• [DATA LISTING]
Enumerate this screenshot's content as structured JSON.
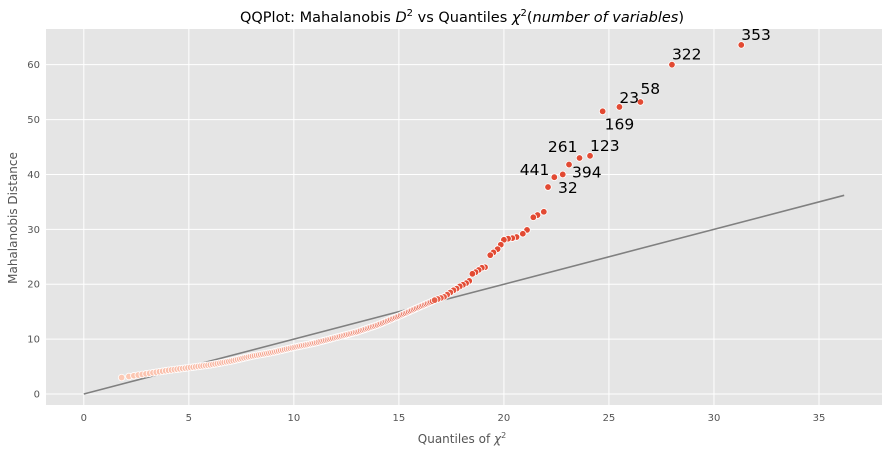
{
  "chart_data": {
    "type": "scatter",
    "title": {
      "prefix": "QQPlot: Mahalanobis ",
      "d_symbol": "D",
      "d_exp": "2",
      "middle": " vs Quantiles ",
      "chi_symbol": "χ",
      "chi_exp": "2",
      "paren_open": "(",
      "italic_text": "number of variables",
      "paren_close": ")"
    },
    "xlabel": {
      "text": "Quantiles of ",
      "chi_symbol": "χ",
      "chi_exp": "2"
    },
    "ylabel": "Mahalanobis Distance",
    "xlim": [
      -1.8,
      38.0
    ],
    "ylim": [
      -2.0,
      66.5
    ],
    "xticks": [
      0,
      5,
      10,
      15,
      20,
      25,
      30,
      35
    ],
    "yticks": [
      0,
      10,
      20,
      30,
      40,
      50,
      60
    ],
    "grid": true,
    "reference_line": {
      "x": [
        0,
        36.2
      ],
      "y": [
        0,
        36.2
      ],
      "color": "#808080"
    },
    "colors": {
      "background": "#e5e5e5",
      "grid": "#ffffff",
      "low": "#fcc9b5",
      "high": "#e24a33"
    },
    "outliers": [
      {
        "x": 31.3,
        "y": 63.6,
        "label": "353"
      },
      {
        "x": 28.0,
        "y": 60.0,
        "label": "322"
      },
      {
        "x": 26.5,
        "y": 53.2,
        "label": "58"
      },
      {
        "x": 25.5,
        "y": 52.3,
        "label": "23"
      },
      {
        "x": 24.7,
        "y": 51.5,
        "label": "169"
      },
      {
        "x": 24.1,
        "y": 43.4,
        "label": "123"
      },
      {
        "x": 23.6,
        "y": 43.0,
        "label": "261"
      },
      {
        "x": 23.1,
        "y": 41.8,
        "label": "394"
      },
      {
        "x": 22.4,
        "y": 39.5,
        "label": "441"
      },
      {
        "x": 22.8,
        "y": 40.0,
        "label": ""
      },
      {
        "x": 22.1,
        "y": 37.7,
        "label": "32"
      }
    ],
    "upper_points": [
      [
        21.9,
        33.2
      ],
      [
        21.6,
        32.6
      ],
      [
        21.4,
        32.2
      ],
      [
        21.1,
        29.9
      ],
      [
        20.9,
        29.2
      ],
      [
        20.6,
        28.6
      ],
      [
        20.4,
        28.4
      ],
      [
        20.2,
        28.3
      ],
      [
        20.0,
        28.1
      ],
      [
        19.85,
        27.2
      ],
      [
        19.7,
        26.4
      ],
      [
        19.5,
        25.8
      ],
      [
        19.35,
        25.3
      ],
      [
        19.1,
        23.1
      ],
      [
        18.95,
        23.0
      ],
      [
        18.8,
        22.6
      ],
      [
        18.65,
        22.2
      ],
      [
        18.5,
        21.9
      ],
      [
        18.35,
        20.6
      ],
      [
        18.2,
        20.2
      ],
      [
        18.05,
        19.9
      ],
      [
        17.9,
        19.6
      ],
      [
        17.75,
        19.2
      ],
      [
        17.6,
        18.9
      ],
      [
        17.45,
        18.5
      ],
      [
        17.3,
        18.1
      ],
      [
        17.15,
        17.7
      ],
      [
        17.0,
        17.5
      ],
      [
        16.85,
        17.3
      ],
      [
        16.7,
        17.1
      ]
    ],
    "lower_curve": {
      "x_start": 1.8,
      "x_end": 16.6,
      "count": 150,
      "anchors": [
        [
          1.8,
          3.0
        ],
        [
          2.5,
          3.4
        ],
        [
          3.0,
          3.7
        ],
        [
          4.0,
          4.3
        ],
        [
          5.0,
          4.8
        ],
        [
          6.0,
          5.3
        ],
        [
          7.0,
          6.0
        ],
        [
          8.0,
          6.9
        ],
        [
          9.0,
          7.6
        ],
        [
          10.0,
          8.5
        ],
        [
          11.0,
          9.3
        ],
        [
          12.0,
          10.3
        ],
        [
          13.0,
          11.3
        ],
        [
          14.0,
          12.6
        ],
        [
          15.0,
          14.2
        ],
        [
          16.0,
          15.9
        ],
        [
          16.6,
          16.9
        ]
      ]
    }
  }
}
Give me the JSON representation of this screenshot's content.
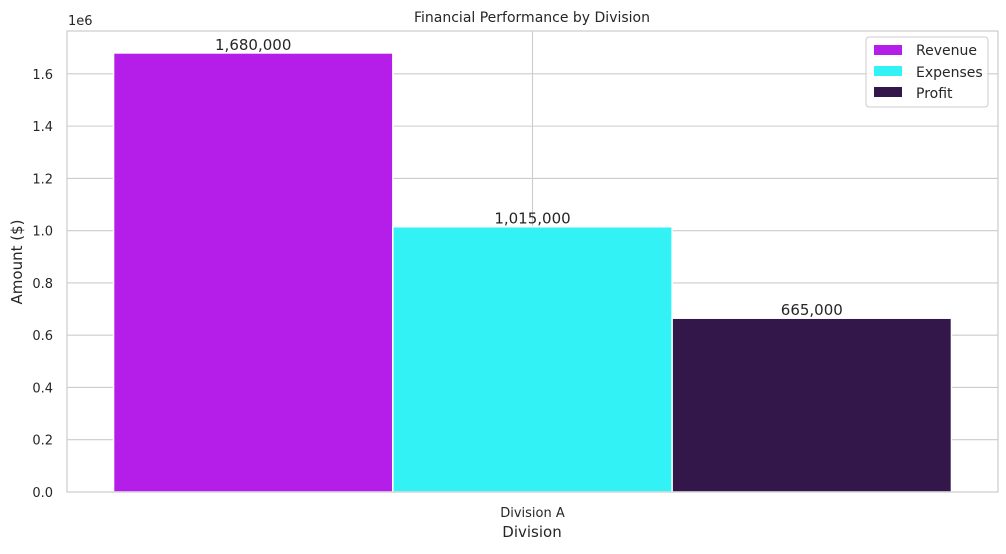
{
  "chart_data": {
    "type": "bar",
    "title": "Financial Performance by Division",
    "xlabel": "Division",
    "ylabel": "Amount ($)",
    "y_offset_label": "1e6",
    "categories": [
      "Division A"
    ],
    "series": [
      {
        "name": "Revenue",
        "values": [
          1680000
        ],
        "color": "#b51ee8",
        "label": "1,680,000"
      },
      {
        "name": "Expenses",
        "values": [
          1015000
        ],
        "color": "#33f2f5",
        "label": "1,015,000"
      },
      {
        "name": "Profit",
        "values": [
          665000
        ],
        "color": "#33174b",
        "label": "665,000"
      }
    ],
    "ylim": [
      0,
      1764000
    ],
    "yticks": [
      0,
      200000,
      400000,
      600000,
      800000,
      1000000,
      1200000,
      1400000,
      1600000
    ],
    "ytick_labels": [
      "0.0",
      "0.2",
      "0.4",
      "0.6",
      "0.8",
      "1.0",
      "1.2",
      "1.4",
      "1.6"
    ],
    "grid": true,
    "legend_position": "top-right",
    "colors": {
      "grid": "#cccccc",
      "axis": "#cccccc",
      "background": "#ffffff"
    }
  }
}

• [WHAT THE TASK ASKS] In the listing above, find the lines holding the word "screenshot" and copy them.

• [THE RESULT]
Enumerate this screenshot's content as structured JSON.
Give me the JSON representation of this screenshot's content.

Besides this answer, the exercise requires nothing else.